[Recorded data]
- - -

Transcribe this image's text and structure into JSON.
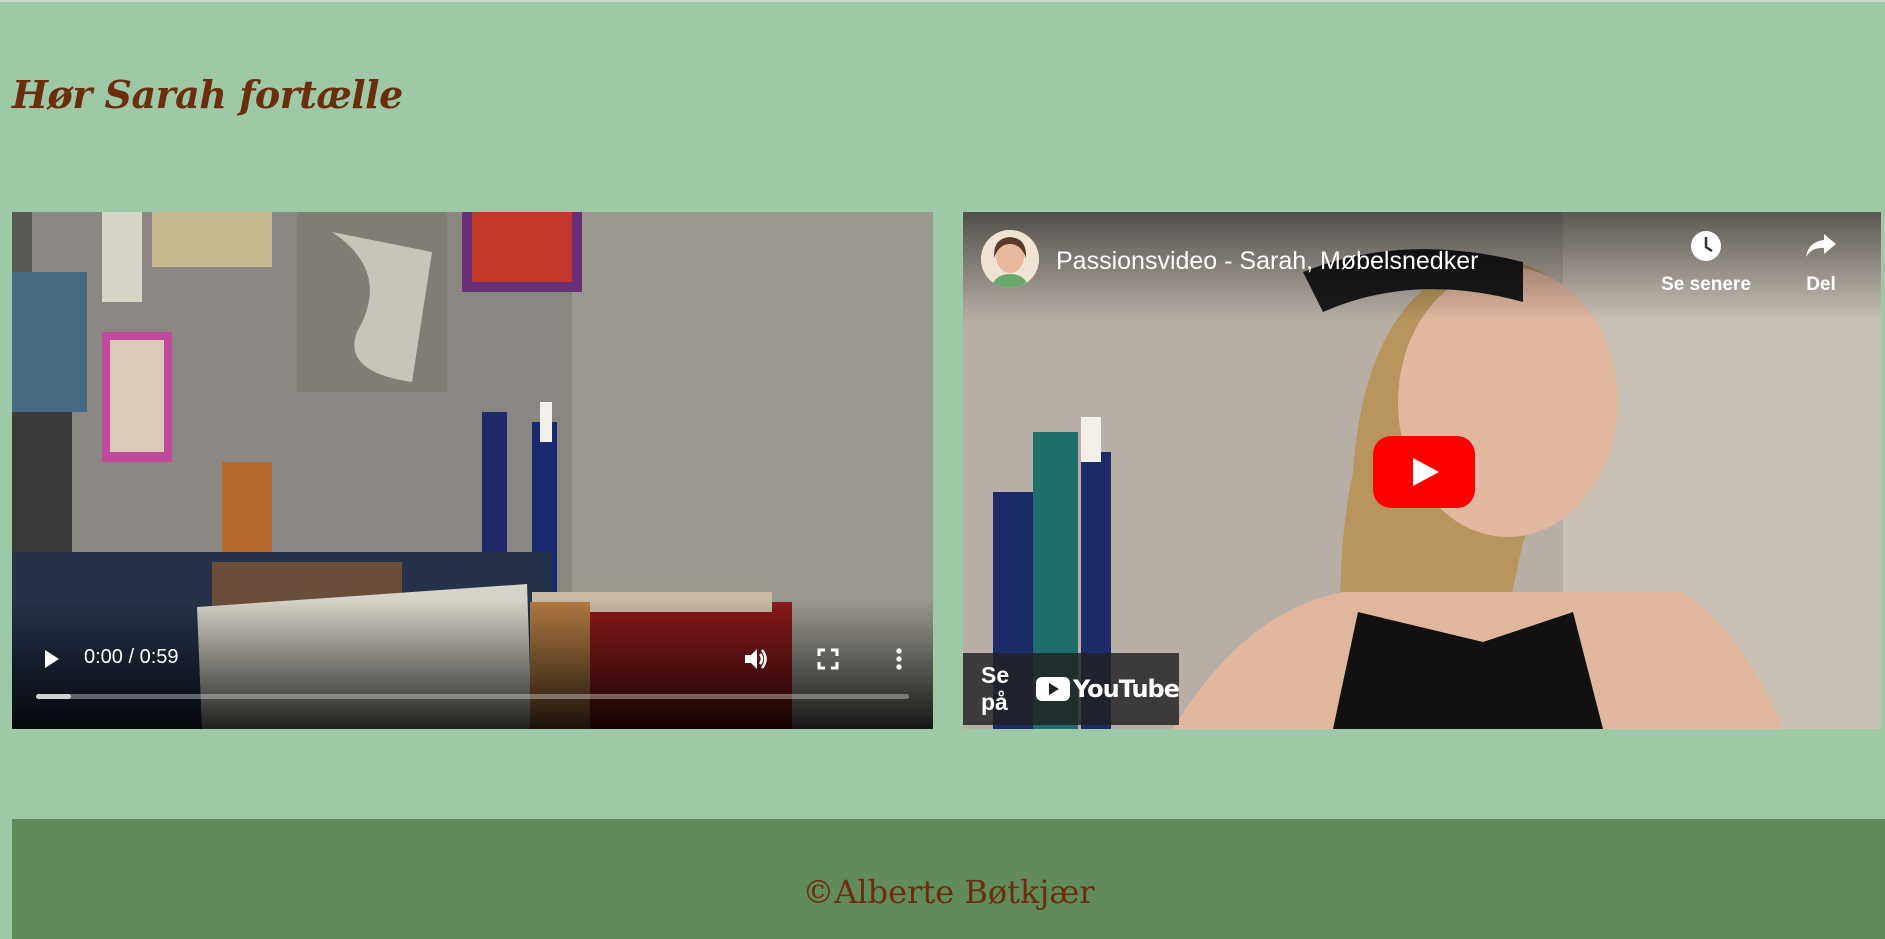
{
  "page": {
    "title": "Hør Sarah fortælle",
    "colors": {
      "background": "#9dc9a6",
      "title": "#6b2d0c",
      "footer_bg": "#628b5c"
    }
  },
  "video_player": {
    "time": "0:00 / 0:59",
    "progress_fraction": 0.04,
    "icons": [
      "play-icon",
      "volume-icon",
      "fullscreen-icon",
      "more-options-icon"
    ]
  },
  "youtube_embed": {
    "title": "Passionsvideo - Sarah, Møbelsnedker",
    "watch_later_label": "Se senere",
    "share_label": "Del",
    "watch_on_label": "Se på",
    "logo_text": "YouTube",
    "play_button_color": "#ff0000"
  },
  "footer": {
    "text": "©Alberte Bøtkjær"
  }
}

- - -

Return each line of the data that contains the string "title".

    "title": "Hør Sarah fortælle",
      "title": "#6b2d0c",
    "title": "Passionsvideo - Sarah, Møbelsnedker",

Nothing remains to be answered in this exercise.